===== Material provided

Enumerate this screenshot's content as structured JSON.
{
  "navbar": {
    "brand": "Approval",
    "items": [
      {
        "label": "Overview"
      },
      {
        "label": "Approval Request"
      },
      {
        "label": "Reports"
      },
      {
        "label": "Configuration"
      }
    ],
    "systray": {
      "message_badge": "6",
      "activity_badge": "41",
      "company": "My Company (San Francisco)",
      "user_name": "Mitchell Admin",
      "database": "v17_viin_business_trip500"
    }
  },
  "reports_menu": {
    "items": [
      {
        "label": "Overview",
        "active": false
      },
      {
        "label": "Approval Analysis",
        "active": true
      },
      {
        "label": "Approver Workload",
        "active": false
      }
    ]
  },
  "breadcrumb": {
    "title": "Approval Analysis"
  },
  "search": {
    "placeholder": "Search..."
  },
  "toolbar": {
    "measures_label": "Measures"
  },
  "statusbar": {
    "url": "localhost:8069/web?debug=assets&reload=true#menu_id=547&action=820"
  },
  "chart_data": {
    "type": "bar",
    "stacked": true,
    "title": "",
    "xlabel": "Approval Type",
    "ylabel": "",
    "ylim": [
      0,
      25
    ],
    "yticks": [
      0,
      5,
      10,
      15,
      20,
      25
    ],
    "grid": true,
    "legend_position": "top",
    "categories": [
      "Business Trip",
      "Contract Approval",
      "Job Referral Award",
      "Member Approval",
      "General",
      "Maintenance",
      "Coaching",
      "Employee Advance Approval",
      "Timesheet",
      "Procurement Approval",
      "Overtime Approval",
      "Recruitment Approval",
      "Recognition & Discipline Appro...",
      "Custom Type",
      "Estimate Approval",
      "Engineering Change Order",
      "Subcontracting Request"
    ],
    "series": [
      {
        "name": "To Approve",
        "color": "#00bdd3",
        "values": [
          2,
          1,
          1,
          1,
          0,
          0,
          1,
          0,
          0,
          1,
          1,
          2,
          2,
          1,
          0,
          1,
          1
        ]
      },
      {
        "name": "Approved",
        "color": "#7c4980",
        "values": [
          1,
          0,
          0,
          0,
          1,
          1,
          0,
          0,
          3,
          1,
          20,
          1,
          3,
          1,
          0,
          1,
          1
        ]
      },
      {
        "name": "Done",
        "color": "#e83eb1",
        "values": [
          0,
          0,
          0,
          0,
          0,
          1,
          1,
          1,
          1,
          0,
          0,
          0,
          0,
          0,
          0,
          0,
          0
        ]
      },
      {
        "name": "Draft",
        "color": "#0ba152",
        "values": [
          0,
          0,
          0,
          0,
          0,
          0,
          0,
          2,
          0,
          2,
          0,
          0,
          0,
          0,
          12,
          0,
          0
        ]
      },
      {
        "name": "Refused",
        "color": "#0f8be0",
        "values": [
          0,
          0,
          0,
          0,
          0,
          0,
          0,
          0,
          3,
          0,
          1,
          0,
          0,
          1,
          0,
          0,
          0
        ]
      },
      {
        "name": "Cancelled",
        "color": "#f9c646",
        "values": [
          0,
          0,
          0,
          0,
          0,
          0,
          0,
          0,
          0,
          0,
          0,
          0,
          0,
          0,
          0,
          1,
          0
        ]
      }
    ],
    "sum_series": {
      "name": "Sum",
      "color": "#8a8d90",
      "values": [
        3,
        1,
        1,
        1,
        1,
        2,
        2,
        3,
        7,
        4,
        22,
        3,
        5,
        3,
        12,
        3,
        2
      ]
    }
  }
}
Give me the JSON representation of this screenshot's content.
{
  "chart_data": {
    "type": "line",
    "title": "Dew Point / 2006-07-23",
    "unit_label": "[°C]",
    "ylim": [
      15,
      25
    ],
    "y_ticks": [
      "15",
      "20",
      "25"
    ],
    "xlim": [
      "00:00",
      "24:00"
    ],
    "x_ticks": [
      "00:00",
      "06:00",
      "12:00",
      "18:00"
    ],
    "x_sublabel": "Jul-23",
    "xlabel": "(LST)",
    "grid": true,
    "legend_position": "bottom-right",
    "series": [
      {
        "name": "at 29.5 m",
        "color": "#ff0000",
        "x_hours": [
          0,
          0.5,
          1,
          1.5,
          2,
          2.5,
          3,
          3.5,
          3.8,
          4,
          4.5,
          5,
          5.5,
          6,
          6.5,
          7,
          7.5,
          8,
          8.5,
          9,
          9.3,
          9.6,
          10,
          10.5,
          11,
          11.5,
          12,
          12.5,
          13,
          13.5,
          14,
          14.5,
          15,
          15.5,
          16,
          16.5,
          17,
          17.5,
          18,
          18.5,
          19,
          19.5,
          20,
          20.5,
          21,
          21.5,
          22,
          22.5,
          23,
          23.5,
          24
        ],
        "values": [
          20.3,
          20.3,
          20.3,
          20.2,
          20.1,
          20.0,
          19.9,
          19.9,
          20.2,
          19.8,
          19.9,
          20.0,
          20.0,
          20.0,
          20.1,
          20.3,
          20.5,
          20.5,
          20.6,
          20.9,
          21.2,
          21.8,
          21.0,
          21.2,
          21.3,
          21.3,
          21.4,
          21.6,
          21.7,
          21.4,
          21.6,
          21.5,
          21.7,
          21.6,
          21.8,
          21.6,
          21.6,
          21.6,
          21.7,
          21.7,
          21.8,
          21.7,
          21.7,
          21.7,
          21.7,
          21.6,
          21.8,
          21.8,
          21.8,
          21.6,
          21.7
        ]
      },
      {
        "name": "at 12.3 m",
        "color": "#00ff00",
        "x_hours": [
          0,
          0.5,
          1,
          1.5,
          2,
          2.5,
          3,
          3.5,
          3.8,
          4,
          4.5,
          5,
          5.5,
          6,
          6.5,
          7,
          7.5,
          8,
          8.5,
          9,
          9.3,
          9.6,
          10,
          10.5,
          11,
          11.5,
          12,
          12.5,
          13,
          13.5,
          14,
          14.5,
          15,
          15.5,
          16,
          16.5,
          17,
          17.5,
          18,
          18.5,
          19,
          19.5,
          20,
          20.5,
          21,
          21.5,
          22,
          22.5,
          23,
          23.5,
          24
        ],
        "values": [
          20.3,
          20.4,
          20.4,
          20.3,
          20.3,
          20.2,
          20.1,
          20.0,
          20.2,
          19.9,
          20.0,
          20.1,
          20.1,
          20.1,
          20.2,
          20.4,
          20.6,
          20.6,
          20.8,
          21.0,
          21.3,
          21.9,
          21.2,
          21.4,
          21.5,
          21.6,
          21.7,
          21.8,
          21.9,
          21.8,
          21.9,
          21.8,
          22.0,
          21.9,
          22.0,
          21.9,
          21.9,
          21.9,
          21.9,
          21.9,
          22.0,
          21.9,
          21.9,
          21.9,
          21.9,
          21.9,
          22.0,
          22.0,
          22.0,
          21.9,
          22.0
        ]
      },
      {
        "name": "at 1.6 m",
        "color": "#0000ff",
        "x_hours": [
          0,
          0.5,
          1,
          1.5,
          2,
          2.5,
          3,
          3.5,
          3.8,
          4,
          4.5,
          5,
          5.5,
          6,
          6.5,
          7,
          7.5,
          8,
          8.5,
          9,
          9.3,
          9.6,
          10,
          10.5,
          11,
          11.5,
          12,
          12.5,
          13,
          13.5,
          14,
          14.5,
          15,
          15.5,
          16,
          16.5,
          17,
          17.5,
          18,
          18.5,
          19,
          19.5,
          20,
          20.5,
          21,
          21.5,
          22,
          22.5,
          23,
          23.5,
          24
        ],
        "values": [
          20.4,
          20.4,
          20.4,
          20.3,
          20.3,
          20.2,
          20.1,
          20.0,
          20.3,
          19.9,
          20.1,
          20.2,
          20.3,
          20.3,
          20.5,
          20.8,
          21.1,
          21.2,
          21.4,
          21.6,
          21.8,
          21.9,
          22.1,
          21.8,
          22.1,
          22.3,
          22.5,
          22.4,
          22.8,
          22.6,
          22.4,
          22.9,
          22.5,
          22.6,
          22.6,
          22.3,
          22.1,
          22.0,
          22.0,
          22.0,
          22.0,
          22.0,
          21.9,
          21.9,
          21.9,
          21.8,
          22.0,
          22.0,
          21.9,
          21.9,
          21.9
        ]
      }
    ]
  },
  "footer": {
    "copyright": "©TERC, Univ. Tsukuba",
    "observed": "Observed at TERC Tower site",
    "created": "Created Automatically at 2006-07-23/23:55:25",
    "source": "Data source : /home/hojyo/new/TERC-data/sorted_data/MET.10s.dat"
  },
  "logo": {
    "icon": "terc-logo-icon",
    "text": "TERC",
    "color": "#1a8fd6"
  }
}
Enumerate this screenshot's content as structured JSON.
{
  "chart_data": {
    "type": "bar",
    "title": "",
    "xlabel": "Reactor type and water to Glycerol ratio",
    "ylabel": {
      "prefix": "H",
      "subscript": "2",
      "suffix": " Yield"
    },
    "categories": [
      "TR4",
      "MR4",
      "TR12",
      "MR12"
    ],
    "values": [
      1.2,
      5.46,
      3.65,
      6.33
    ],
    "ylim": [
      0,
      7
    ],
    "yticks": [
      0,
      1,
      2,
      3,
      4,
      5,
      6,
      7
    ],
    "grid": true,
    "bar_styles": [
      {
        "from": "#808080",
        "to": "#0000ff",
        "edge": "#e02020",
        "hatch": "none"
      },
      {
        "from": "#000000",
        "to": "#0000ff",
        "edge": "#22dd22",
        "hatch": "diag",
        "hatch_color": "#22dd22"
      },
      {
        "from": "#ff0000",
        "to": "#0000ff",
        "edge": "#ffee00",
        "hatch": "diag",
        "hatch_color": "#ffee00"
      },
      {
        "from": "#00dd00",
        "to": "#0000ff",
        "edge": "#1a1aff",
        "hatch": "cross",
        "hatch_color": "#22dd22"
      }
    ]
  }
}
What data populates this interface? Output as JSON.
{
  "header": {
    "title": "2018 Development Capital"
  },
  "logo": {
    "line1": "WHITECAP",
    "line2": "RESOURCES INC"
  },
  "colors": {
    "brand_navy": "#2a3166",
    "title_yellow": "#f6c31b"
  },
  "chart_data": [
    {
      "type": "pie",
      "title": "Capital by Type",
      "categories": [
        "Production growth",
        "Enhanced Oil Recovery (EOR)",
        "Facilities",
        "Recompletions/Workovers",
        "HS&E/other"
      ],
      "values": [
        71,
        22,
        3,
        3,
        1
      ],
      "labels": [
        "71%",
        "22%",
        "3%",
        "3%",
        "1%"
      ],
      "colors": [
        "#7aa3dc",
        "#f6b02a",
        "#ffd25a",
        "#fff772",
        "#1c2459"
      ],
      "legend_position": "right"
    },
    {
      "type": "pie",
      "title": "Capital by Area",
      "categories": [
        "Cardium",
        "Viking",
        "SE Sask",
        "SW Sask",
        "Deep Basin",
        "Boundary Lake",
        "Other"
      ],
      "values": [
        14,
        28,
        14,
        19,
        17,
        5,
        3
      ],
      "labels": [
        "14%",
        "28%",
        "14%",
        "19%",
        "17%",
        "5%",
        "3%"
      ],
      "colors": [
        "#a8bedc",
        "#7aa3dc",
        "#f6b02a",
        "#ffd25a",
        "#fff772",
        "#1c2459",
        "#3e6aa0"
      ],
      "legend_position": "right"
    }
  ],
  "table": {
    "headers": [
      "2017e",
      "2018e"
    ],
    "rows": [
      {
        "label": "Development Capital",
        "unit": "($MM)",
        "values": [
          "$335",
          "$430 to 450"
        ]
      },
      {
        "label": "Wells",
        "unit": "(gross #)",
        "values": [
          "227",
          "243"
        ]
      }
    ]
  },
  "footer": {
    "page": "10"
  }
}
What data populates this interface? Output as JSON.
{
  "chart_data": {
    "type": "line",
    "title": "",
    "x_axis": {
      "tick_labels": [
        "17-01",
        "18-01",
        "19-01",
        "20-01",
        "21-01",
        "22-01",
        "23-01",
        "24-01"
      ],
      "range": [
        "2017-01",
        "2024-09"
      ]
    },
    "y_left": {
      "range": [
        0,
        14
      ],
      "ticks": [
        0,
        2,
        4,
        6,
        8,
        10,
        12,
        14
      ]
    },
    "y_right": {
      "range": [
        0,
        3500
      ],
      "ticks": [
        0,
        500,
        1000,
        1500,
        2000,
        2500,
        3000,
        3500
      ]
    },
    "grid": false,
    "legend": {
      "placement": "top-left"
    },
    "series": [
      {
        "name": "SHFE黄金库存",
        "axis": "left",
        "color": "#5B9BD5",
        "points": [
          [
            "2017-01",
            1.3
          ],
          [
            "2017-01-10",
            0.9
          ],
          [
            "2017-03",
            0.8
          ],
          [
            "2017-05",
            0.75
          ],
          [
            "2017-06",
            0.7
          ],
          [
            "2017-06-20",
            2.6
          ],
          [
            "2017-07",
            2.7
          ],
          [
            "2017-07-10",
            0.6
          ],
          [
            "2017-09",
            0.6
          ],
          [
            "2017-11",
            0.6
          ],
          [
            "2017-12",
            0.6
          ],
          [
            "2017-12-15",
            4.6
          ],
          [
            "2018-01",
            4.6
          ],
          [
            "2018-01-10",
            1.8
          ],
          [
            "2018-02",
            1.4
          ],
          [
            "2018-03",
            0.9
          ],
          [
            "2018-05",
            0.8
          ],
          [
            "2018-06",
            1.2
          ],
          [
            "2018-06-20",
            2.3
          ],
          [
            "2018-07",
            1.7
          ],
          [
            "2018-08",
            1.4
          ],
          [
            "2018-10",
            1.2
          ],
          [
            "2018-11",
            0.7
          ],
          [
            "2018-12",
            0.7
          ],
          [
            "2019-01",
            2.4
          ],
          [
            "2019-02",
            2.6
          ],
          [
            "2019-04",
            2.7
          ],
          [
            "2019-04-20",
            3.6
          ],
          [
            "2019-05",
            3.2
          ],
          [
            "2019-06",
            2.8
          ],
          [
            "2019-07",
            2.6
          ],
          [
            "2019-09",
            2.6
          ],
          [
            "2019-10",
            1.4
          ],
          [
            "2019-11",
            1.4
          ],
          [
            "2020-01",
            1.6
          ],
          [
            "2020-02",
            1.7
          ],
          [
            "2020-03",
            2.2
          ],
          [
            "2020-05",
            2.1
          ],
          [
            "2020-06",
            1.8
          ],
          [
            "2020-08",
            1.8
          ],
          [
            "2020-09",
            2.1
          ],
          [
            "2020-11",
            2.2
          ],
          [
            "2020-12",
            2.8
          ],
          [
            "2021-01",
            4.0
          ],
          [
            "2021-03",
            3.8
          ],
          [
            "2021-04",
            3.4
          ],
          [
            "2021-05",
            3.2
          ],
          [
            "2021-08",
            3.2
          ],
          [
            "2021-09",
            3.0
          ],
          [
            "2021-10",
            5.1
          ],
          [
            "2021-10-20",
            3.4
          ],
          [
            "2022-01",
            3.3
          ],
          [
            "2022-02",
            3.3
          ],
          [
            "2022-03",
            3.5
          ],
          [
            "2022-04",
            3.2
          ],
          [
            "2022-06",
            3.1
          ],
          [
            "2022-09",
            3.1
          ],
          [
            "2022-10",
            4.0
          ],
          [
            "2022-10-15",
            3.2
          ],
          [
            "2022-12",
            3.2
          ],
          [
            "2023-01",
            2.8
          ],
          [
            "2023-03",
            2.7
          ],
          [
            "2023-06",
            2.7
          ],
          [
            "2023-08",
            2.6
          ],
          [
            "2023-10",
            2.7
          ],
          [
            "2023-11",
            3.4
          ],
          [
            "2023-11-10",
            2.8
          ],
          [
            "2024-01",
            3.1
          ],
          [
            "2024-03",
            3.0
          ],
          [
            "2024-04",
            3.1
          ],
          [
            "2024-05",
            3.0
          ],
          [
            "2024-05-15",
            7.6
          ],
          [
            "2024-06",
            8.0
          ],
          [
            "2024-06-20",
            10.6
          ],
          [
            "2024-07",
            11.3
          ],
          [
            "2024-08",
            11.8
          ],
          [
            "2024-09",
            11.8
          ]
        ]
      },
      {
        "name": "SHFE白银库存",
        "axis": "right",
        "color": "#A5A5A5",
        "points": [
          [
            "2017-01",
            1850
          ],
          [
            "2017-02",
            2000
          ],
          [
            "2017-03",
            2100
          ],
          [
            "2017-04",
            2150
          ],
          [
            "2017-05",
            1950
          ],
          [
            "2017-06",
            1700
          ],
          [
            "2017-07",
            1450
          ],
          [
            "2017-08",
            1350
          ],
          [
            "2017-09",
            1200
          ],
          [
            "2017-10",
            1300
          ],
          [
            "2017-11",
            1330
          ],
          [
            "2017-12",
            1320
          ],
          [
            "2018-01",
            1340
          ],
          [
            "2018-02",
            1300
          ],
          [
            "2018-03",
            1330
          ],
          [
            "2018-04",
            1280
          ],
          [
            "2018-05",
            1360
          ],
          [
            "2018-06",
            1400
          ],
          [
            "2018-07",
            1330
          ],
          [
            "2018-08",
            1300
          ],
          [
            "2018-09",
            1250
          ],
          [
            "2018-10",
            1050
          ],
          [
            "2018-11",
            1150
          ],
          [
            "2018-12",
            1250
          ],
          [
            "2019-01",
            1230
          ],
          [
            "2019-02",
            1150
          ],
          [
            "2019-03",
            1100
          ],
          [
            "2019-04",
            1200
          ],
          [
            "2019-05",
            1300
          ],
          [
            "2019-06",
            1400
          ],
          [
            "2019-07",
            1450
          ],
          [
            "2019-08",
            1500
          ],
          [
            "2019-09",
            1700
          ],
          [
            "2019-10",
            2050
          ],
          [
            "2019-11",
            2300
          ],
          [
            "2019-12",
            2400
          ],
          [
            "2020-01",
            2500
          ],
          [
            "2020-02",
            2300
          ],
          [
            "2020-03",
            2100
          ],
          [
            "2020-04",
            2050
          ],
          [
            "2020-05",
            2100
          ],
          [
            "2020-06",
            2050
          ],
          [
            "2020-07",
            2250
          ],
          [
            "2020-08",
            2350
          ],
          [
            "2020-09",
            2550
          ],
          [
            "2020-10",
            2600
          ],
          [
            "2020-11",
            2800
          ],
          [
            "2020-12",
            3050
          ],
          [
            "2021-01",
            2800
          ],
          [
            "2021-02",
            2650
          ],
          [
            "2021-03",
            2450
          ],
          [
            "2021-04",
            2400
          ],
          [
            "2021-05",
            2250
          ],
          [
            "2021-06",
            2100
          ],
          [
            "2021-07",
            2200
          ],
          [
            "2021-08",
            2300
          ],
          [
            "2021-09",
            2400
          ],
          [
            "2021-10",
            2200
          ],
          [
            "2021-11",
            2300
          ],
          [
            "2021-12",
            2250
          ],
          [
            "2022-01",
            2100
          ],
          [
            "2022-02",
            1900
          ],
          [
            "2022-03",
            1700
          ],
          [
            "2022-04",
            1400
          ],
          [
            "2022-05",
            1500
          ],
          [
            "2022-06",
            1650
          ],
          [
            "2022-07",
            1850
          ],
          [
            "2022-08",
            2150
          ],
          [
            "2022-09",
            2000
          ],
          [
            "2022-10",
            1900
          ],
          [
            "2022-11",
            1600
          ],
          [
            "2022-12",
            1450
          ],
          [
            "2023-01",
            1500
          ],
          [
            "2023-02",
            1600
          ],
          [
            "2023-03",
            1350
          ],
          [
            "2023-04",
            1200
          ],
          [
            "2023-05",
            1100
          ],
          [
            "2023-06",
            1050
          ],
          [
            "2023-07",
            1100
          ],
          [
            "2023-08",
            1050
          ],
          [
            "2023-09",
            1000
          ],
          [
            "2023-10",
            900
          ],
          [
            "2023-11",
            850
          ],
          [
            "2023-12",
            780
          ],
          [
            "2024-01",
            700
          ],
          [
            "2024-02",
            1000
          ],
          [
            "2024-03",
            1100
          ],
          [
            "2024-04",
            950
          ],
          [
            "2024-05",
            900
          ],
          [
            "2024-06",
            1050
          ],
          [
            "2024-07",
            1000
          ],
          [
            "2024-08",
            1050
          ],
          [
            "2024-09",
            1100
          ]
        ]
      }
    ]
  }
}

==========

» **Work required**: Pick every line with "xlabel" in it and copy it.

» **Task response**:
    "xlabel": "Approval Type",
    "xlabel": "(LST)",
    "xlabel": "Reactor type and water to Glycerol ratio",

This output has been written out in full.